● TASK BRIEF
Show, in full, each line of the data that contains "HACIA".

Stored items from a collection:

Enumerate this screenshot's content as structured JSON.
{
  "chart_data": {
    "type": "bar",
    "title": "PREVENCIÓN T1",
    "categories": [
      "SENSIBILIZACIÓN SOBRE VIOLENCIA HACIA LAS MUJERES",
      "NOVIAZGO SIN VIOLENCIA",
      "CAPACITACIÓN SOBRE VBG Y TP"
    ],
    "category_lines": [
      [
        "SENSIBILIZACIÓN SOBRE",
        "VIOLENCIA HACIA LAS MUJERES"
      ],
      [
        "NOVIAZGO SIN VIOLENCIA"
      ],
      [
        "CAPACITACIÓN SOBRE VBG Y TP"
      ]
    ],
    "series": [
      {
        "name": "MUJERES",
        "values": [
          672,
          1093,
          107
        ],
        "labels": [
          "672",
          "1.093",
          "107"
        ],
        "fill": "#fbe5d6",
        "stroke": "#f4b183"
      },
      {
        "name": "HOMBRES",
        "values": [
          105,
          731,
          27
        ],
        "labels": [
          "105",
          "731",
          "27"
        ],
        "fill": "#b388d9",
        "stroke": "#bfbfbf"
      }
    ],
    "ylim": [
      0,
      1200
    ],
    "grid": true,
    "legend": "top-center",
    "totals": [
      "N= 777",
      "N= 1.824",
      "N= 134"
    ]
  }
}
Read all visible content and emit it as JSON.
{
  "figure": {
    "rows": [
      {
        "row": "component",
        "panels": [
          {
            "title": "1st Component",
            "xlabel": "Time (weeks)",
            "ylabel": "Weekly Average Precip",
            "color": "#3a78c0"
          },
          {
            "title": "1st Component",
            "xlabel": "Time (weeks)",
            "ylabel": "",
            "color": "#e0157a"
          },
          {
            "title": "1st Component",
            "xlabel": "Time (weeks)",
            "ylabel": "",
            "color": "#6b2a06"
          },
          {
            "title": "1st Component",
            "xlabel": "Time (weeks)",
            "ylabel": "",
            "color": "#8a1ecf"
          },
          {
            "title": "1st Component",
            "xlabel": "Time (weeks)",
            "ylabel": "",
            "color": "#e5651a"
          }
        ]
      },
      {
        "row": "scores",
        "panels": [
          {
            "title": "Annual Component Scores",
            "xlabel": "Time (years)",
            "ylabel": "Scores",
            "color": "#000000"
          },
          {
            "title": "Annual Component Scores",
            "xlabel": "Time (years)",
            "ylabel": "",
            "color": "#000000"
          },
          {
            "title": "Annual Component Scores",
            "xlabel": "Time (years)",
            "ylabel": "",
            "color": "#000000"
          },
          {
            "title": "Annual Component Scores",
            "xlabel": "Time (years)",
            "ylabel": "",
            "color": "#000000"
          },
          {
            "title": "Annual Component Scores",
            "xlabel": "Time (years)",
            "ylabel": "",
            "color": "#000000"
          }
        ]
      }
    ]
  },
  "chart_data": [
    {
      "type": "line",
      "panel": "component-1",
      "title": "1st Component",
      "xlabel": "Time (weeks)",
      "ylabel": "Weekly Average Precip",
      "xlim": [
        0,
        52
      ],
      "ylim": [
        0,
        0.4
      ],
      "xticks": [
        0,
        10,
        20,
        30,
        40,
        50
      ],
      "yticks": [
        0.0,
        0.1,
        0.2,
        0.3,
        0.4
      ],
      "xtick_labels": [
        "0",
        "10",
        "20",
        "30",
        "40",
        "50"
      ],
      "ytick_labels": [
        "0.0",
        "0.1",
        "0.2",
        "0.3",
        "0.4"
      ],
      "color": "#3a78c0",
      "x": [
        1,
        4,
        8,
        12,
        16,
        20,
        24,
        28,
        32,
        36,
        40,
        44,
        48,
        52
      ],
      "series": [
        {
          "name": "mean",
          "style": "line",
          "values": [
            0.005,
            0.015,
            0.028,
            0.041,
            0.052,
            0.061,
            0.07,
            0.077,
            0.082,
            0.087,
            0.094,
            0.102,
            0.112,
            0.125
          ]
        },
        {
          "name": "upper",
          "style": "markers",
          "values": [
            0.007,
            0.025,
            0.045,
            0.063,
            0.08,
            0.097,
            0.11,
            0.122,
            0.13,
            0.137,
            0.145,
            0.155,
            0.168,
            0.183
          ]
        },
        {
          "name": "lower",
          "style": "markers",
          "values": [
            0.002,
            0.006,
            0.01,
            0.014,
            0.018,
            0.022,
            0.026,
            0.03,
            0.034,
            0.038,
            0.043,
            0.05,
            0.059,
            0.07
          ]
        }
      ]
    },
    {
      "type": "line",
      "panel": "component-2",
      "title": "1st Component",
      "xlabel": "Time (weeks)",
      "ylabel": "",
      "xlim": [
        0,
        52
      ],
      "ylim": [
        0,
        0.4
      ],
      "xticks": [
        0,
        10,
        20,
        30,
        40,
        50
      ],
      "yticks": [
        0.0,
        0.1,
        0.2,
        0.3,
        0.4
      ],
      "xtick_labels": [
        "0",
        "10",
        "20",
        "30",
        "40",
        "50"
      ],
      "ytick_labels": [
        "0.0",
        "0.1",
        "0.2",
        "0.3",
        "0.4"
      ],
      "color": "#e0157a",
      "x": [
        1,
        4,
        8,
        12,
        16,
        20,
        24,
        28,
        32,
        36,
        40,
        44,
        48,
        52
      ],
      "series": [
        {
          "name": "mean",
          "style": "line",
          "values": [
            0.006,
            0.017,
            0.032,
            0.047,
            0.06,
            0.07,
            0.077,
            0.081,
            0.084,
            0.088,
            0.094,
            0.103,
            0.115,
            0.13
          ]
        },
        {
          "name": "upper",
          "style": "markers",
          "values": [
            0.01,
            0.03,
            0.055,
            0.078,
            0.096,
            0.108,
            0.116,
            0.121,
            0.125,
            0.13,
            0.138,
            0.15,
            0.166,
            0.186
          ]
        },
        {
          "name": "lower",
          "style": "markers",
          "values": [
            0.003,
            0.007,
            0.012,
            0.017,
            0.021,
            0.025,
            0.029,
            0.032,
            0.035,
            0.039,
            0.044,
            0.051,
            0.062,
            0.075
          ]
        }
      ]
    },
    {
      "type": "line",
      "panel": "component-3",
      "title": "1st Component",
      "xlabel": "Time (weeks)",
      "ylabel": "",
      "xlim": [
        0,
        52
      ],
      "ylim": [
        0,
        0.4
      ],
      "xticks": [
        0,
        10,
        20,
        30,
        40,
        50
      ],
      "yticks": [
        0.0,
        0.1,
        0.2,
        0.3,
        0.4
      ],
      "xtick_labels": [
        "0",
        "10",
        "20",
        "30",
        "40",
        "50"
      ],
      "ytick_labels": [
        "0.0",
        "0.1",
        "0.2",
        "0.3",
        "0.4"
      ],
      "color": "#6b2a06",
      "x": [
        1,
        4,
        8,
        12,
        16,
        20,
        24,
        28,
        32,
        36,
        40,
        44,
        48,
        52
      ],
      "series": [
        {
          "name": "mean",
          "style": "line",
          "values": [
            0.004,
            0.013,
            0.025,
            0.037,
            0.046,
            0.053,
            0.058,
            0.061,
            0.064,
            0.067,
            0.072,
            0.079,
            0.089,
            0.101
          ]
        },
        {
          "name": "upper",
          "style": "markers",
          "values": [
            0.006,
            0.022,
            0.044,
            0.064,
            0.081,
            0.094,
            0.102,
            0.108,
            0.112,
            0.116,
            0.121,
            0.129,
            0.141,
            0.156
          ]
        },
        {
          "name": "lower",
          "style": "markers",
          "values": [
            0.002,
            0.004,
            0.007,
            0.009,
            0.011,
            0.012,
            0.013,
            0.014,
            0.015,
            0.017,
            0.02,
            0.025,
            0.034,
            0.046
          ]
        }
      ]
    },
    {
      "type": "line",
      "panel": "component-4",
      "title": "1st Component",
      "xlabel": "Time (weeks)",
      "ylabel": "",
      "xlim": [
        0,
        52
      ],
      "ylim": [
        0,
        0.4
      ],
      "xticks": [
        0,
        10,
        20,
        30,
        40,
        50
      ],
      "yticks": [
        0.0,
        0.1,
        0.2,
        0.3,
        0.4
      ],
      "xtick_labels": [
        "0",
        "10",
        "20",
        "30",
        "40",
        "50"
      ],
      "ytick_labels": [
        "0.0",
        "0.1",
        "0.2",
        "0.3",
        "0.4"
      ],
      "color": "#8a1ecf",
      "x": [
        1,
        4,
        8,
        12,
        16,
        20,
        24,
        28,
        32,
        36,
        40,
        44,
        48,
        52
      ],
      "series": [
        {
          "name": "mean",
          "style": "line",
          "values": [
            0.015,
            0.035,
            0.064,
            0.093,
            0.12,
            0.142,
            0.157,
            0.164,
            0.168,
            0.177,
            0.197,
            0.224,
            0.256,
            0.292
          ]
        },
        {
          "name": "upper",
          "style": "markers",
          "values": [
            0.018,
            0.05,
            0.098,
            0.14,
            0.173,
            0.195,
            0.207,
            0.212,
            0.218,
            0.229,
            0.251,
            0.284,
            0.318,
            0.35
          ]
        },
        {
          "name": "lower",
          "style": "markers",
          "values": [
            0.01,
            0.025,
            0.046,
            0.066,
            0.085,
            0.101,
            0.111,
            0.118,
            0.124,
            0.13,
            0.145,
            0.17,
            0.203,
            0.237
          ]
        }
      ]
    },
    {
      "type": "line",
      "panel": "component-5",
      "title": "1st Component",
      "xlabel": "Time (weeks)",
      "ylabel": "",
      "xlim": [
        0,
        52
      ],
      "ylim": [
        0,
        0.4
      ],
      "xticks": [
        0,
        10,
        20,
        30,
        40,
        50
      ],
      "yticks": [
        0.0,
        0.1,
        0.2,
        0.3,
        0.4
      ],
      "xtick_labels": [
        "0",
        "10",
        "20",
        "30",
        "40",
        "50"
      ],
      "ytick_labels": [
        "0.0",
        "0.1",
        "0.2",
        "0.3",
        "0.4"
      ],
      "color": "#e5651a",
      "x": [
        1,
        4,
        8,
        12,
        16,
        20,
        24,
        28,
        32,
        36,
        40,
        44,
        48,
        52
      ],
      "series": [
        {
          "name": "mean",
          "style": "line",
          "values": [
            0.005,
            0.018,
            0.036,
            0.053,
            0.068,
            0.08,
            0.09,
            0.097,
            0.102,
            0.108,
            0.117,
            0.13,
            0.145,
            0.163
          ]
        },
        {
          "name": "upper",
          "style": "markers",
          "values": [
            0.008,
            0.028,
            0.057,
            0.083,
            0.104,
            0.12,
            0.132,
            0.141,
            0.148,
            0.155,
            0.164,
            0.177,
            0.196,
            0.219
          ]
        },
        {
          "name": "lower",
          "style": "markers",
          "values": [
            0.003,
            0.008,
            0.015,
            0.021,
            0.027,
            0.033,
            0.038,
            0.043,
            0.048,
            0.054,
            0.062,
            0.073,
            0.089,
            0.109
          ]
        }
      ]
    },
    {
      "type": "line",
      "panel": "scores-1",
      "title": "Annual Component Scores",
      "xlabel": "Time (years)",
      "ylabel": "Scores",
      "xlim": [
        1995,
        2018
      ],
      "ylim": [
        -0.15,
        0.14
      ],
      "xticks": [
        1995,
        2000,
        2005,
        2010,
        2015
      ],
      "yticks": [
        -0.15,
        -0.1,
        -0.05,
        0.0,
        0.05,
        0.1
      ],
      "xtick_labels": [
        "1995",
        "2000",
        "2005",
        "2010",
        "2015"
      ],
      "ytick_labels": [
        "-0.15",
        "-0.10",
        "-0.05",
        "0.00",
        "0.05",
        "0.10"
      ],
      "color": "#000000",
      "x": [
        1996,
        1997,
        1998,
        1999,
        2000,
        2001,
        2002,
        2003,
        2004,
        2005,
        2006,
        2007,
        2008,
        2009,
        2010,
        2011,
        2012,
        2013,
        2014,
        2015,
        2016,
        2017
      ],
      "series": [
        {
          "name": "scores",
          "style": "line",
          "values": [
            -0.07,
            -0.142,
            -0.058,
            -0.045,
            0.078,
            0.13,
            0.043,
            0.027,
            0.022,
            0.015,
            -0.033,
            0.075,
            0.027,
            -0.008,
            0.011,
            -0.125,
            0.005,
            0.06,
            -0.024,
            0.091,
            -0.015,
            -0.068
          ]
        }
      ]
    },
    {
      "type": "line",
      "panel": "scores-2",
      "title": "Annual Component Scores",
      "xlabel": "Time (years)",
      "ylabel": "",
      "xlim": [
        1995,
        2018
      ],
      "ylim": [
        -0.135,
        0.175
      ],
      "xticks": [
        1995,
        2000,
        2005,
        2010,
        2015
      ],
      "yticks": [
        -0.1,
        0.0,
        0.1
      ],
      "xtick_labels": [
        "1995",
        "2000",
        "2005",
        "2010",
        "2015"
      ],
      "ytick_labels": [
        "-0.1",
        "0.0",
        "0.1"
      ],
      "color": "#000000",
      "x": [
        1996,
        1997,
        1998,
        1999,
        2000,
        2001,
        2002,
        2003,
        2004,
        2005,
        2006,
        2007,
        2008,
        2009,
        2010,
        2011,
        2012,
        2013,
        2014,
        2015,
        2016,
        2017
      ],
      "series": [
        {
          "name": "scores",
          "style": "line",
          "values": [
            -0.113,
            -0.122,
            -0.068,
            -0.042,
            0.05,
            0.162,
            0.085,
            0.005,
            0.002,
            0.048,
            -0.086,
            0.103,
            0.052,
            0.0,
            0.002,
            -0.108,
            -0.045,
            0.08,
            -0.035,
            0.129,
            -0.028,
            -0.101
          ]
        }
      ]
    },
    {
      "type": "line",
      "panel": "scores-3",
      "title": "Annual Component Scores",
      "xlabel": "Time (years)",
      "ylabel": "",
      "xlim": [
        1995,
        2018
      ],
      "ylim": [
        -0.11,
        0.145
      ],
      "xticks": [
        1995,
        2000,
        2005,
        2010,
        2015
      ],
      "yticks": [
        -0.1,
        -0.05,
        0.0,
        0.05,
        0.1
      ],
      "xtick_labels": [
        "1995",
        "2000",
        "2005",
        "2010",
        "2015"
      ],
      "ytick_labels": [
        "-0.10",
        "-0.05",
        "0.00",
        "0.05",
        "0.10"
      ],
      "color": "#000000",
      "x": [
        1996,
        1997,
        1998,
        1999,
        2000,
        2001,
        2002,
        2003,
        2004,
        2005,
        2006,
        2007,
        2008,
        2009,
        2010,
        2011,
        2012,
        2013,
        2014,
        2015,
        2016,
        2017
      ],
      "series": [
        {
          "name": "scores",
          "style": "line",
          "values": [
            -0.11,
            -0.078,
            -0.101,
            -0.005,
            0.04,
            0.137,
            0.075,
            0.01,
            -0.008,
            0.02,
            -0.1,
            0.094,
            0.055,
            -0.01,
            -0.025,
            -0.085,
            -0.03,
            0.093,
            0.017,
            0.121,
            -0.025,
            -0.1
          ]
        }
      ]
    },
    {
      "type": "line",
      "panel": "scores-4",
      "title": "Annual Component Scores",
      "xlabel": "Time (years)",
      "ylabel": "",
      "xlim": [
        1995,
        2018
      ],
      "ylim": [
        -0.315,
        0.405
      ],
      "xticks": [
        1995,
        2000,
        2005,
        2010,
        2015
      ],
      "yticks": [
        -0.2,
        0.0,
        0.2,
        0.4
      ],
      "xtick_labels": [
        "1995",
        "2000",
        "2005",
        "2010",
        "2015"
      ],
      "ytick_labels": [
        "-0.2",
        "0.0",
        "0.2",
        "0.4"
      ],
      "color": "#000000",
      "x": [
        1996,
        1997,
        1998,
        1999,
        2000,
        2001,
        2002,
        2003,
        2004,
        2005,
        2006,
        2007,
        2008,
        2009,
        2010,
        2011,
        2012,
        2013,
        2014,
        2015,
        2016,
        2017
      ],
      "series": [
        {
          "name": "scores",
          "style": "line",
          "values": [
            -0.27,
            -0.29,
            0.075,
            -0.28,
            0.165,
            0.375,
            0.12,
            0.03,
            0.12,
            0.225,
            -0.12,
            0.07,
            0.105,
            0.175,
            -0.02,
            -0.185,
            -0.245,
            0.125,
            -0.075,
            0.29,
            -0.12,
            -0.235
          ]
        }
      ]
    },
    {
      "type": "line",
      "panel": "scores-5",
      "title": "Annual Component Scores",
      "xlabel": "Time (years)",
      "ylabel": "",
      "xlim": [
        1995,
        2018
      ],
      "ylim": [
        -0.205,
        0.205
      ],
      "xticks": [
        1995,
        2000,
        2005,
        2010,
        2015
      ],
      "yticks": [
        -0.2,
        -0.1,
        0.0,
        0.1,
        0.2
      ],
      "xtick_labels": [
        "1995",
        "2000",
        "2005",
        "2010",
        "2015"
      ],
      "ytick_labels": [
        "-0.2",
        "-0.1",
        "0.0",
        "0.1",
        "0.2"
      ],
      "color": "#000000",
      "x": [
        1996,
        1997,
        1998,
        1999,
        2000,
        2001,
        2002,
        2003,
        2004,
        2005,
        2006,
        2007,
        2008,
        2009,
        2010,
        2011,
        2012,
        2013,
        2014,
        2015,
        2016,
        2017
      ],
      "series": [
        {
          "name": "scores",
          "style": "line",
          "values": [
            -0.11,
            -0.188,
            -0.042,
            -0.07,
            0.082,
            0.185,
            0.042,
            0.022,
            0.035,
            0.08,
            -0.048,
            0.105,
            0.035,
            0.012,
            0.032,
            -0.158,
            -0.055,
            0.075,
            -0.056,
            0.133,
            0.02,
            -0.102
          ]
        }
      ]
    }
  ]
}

● ANSWER TO THE PROBLEM
      "SENSIBILIZACIÓN SOBRE VIOLENCIA HACIA LAS MUJERES",
        "VIOLENCIA HACIA LAS MUJERES"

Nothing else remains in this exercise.